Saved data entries
--------

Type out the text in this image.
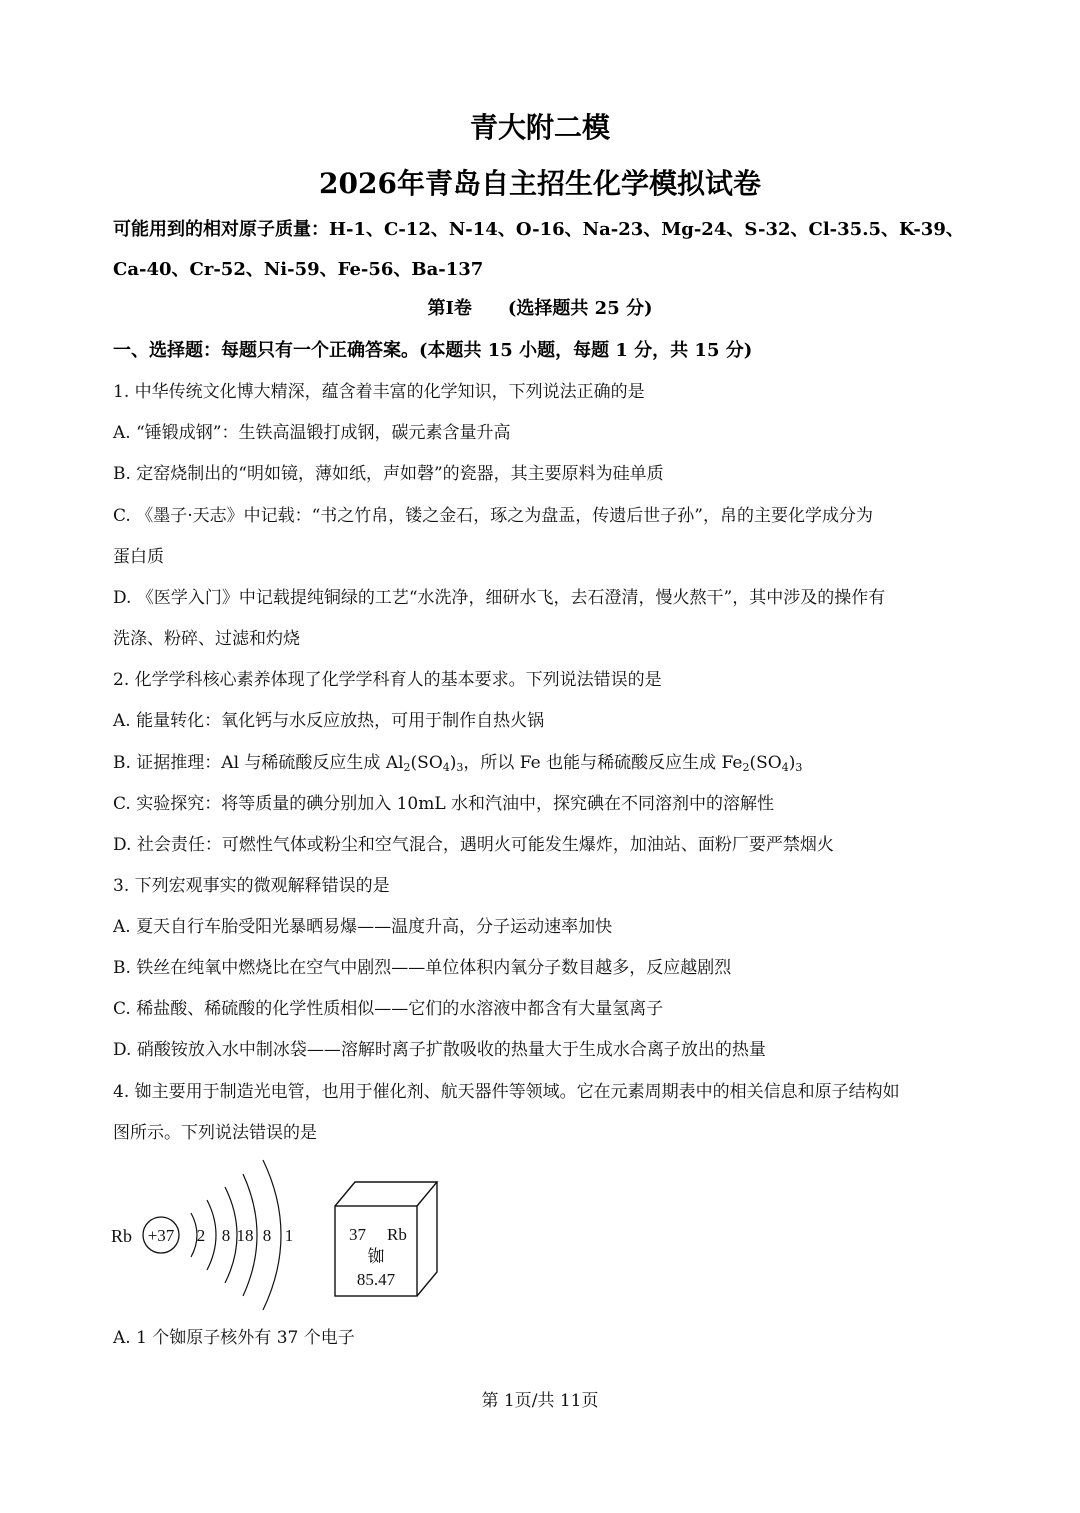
青大附二模
2026年青岛自主招生化学模拟试卷
可能用到的相对原子质量：H-1、C-12、N-14、O-16、Na-23、Mg-24、S-32、Cl-35.5、K-39、
Ca-40、Cr-52、Ni-59、Fe-56、Ba-137
第Ⅰ卷　　(选择题共 25 分)
一、选择题：每题只有一个正确答案。(本题共 15 小题，每题 1 分，共 15 分)
1. 中华传统文化博大精深，蕴含着丰富的化学知识，下列说法正确的是
A. “锤锻成钢”：生铁高温锻打成钢，碳元素含量升高
B. 定窑烧制出的“明如镜，薄如纸，声如磬”的瓷器，其主要原料为硅单质
C. 《墨子·天志》中记载：“书之竹帛，镂之金石，琢之为盘盂，传遗后世子孙”，帛的主要化学成分为
蛋白质
D. 《医学入门》中记载提纯铜绿的工艺“水洗净，细研水飞，去石澄清，慢火熬干”，其中涉及的操作有
洗涤、粉碎、过滤和灼烧
2. 化学学科核心素养体现了化学学科育人的基本要求。下列说法错误的是
A. 能量转化：氧化钙与水反应放热，可用于制作自热火锅
B. 证据推理：Al 与稀硫酸反应生成 $Al_2(SO_4)_3$，所以 Fe 也能与稀硫酸反应生成 $Fe_2(SO_4)_3$
C. 实验探究：将等质量的碘分别加入 10mL 水和汽油中，探究碘在不同溶剂中的溶解性
D. 社会责任：可燃性气体或粉尘和空气混合，遇明火可能发生爆炸，加油站、面粉厂要严禁烟火
3. 下列宏观事实的微观解释错误的是
A. 夏天自行车胎受阳光暴晒易爆——温度升高，分子运动速率加快
B. 铁丝在纯氧中燃烧比在空气中剧烈——单位体积内氧分子数目越多，反应越剧烈
C. 稀盐酸、稀硫酸的化学性质相似——它们的水溶液中都含有大量氢离子
D. 硝酸铵放入水中制冰袋——溶解时离子扩散吸收的热量大于生成水合离子放出的热量
4. 铷主要用于制造光电管，也用于催化剂、航天器件等领域。它在元素周期表中的相关信息和原子结构如
图所示。下列说法错误的是
Rb +37 2 8 18 8 1	37 Rb
铷
85.47
A. 1 个铷原子核外有 37 个电子
第 1页/共 11页
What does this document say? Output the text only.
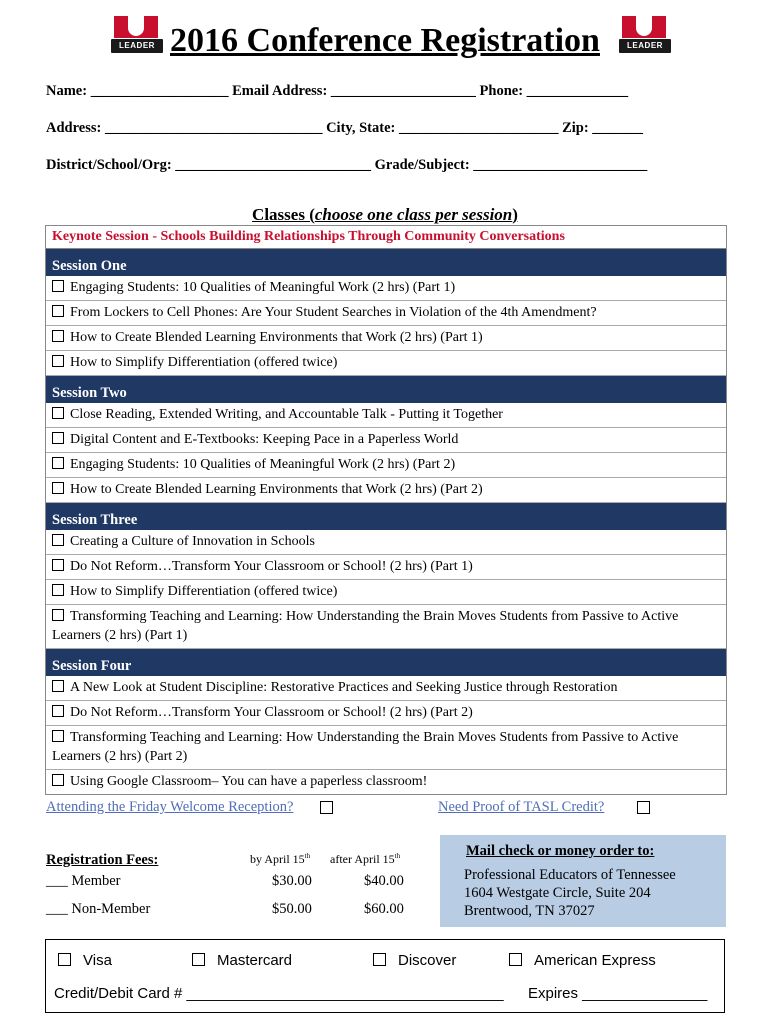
LEADER	LEADER
2016 Conference Registration
Name: ___________________ Email Address: ____________________ Phone: ______________
Address: ______________________________ City, State: ______________________ Zip: _______
District/School/Org: ___________________________ Grade/Subject: ________________________
Classes (choose one class per session)
Keynote Session - Schools Building Relationships Through Community Conversations
Session One
Engaging Students: 10 Qualities of Meaningful Work (2 hrs) (Part 1)
From Lockers to Cell Phones: Are Your Student Searches in Violation of the 4th Amendment?
How to Create Blended Learning Environments that Work (2 hrs) (Part 1)
How to Simplify Differentiation (offered twice)
Session Two
Close Reading, Extended Writing, and Accountable Talk - Putting it Together
Digital Content and E-Textbooks: Keeping Pace in a Paperless World
Engaging Students: 10 Qualities of Meaningful Work (2 hrs) (Part 2)
How to Create Blended Learning Environments that Work (2 hrs) (Part 2)
Session Three
Creating a Culture of Innovation in Schools
Do Not Reform…Transform Your Classroom or School! (2 hrs) (Part 1)
How to Simplify Differentiation (offered twice)
Transforming Teaching and Learning: How Understanding the Brain Moves Students from Passive to Active Learners (2 hrs) (Part 1)
Session Four
A New Look at Student Discipline: Restorative Practices and Seeking Justice through Restoration
Do Not Reform…Transform Your Classroom or School! (2 hrs) (Part 2)
Transforming Teaching and Learning: How Understanding the Brain Moves Students from Passive to Active Learners (2 hrs) (Part 2)
Using Google Classroom– You can have a paperless classroom!
Attending the Friday Welcome Reception?	Need Proof of TASL Credit?
Registration Fees:	by April 15th after April 15th
___ Member	$30.00	$40.00
___ Non-Member	$50.00	$60.00
Mail check or money order to:
Professional Educators of Tennessee
1604 Westgate Circle, Suite 204
Brentwood, TN 37027
Visa	Mastercard	Discover	American Express
Credit/Debit Card # ______________________________________ Expires _______________
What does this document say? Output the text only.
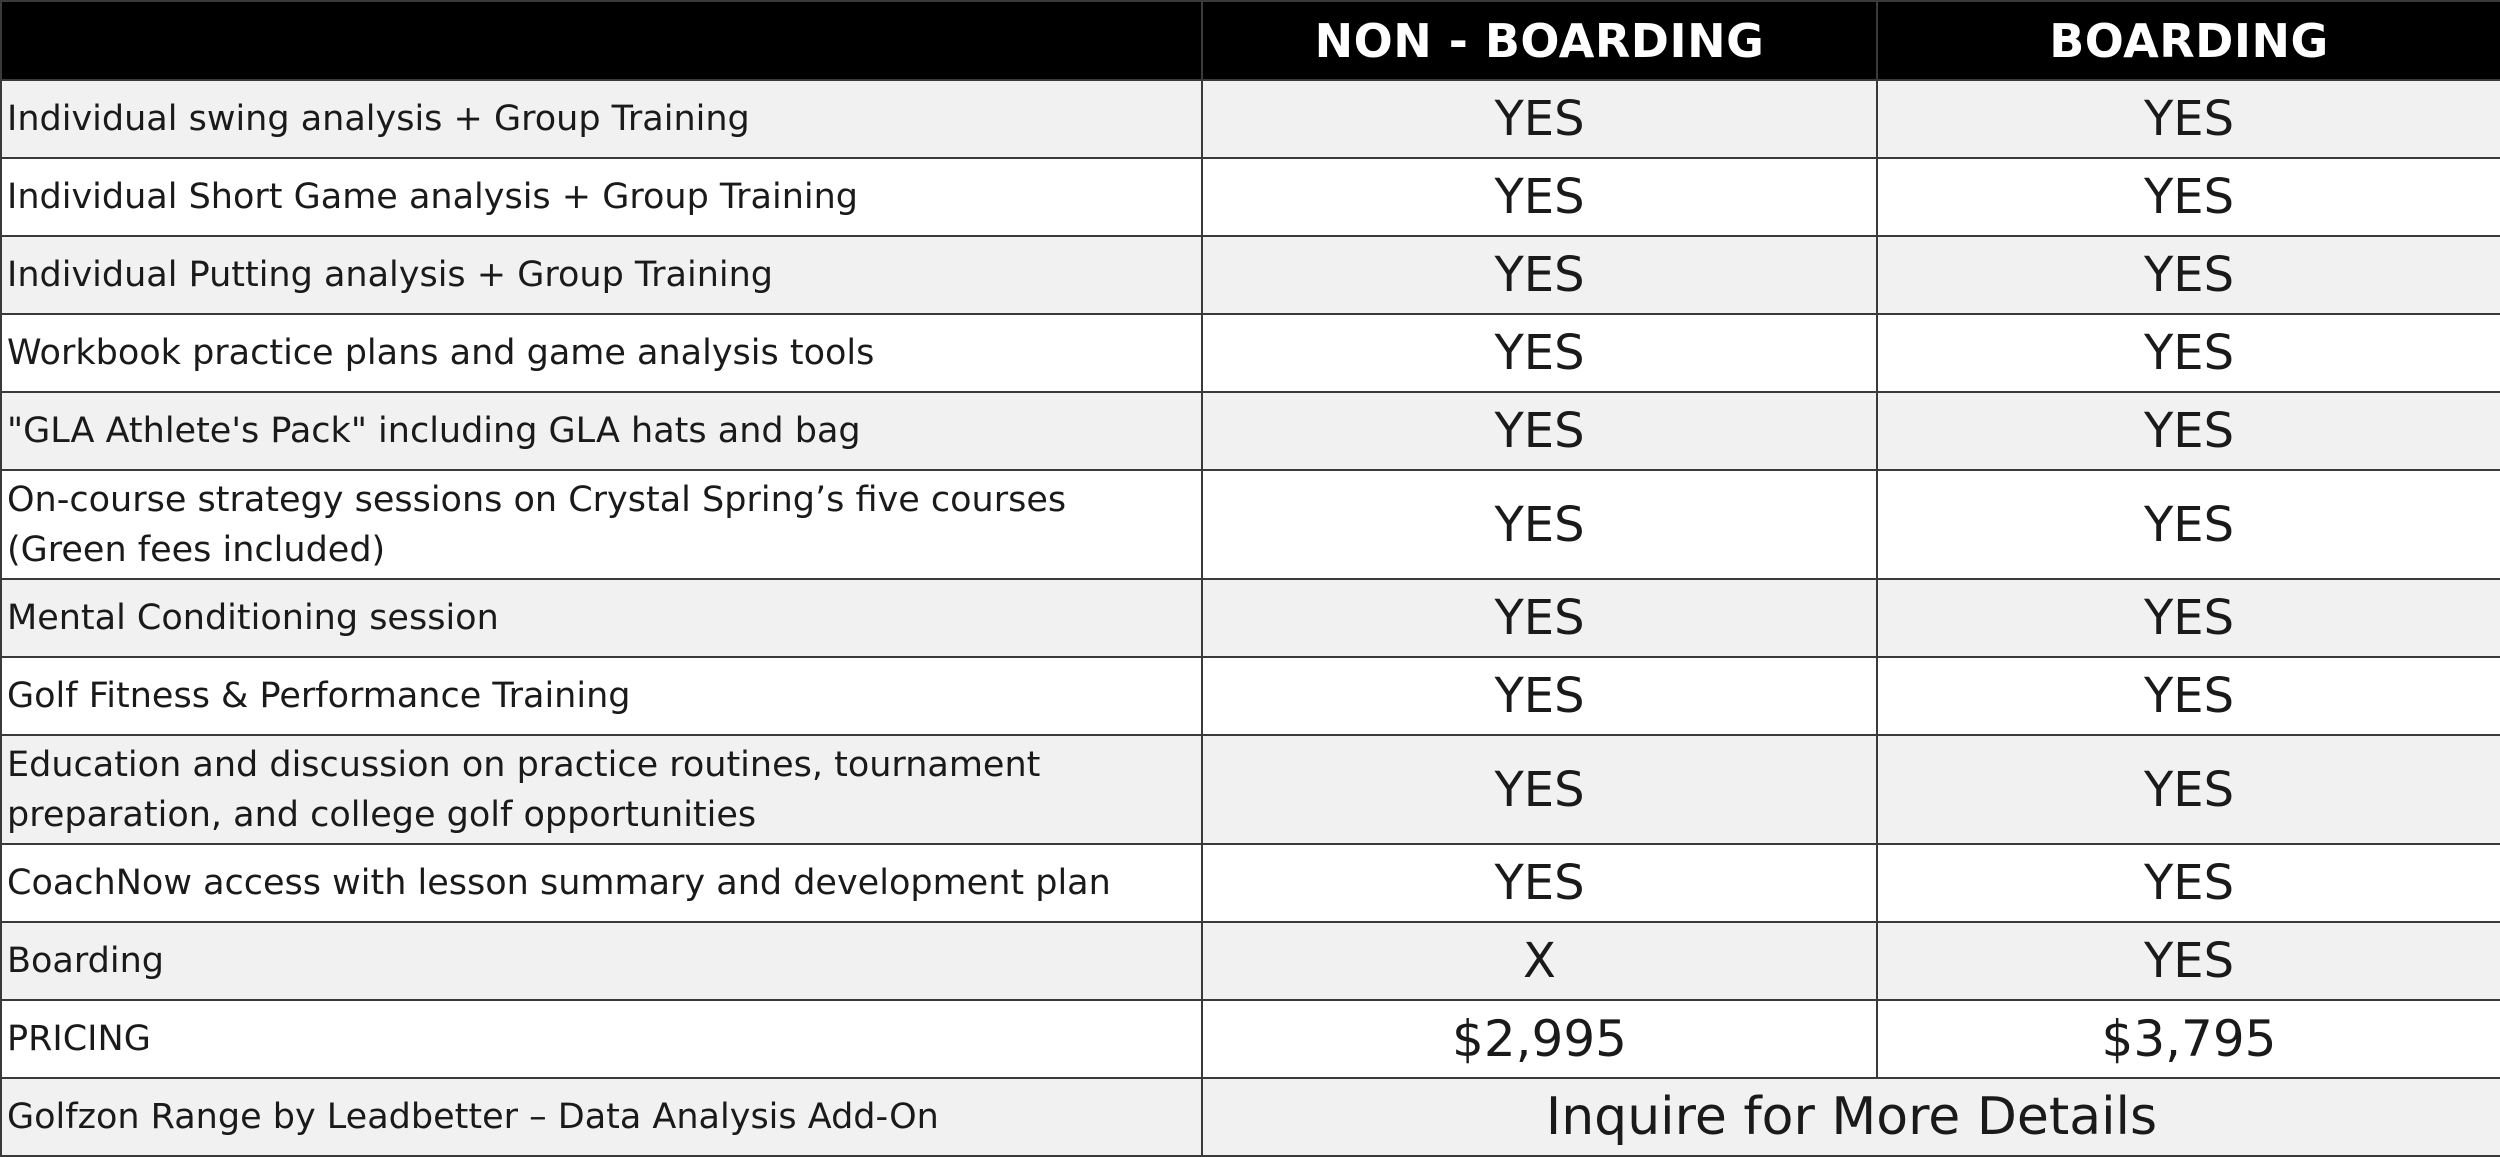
	NON - BOARDING	BOARDING

Individual swing analysis + Group Training	YES	YES

Individual Short Game analysis + Group Training	YES	YES

Individual Putting analysis + Group Training	YES	YES

Workbook practice plans and game analysis tools	YES	YES

"GLA Athlete's Pack" including GLA hats and bag	YES	YES

On-course strategy sessions on Crystal Spring’s five courses
(Green fees included)	YES	YES

Mental Conditioning session	YES	YES

Golf Fitness & Performance Training	YES	YES

Education and discussion on practice routines, tournament
preparation, and college golf opportunities	YES	YES

CoachNow access with lesson summary and development plan	YES	YES

Boarding	X	YES

PRICING	$2,995	$3,795

Golfzon Range by Leadbetter – Data Analysis Add-On	Inquire for More Details	
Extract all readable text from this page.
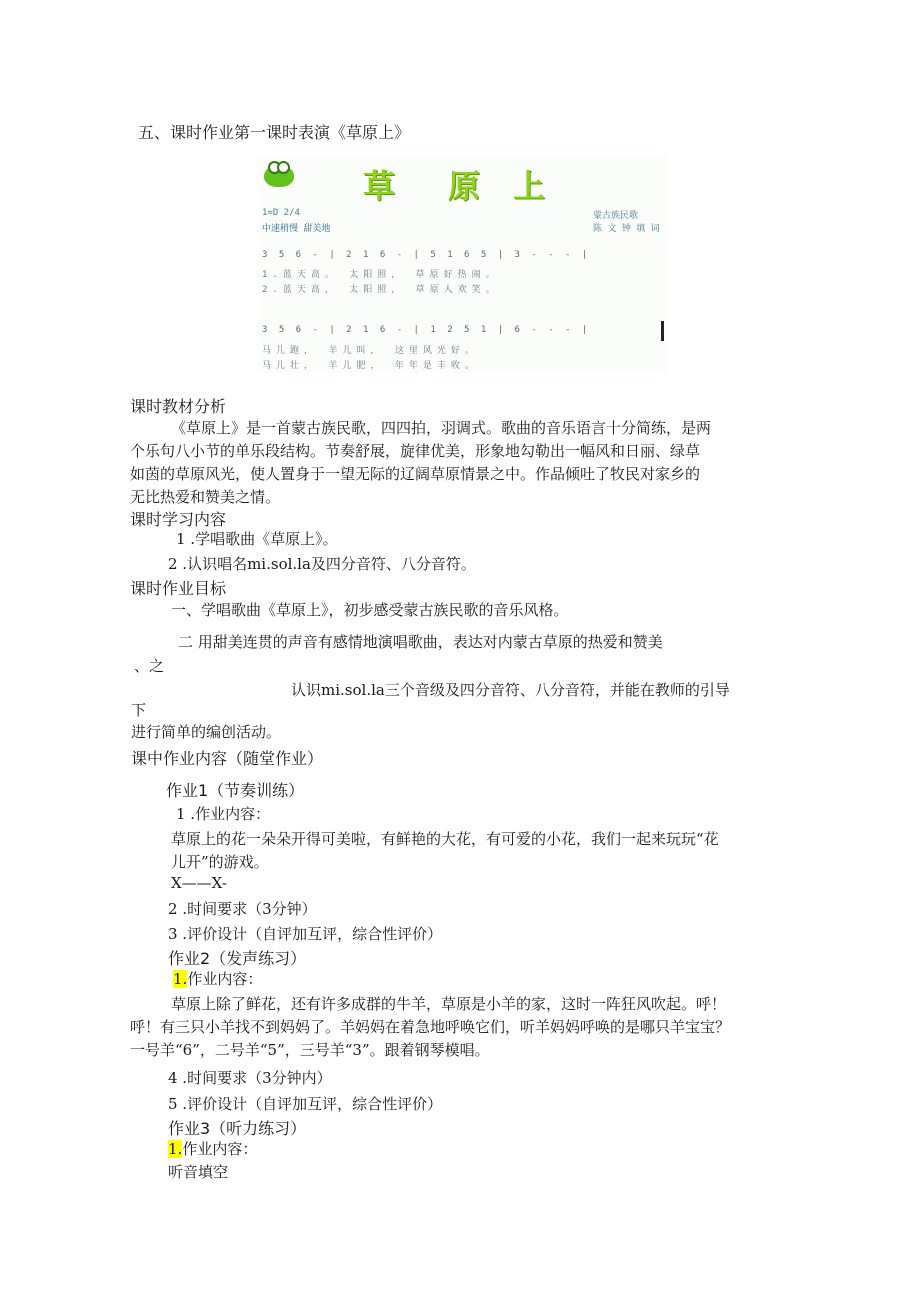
五、课时作业第一课时表演《草原上》
草 原 上
1=D 2/4
中速稍慢 甜美地
蒙古族民歌
陈 文 钟 填 词
3 5 6 - | 2 1 6 - | 5 1 6 5 | 3 - - - |
1.蓝天高。 太阳照， 草原好热闹。
2.蓝天高， 太阳照， 草原人欢笑。
3 5 6 - | 2 1 6 - | 1 2 5 1 | 6 - - - |
马儿跑， 羊儿叫， 这里风光好。
马儿壮， 羊儿肥， 年年是丰收。
课时教材分析
《草原上》是一首蒙古族民歌，四四拍，羽调式。歌曲的音乐语言十分简练，是两
个乐句八小节的单乐段结构。节奏舒展，旋律优美，形象地勾勒出一幅风和日丽、绿草
如茵的草原风光，使人置身于一望无际的辽阔草原情景之中。作品倾吐了牧民对家乡的
无比热爱和赞美之情。
课时学习内容
1 .学唱歌曲《草原上》。
2 .认识唱名mi.sol.la及四分音符、八分音符。
课时作业目标
一、学唱歌曲《草原上》，初步感受蒙古族民歌的音乐风格。
二 用甜美连贯的声音有感情地演唱歌曲，表达对内蒙古草原的热爱和赞美
、之
认识mi.sol.la三个音级及四分音符、八分音符，并能在教师的引导
下
进行简单的编创活动。
课中作业内容（随堂作业）
作业1（节奏训练）
1 .作业内容：
草原上的花一朵朵开得可美啦，有鲜艳的大花，有可爱的小花，我们一起来玩玩“花
儿开”的游戏。
X——X-
2 .时间要求（3分钟）
3 .评价设计（自评加互评，综合性评价）
作业2（发声练习）
1.作业内容：
草原上除了鲜花，还有许多成群的牛羊，草原是小羊的家，这时一阵狂风吹起。呼！
呼！有三只小羊找不到妈妈了。羊妈妈在着急地呼唤它们，听羊妈妈呼唤的是哪只羊宝宝？
一号羊“6”，二号羊“5”，三号羊“3”。跟着钢琴模唱。
4 .时间要求（3分钟内）
5 .评价设计（自评加互评，综合性评价）
作业3（听力练习）
1.作业内容：
听音填空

--------

Written instruction: From the entries above, extract each line containing "Environments".

Answer for the task:
How to Create Blended Learning Environments that Work (2 hrs) (Part 1)
How to Create Blended Learning Environments that Work (2 hrs) (Part 2)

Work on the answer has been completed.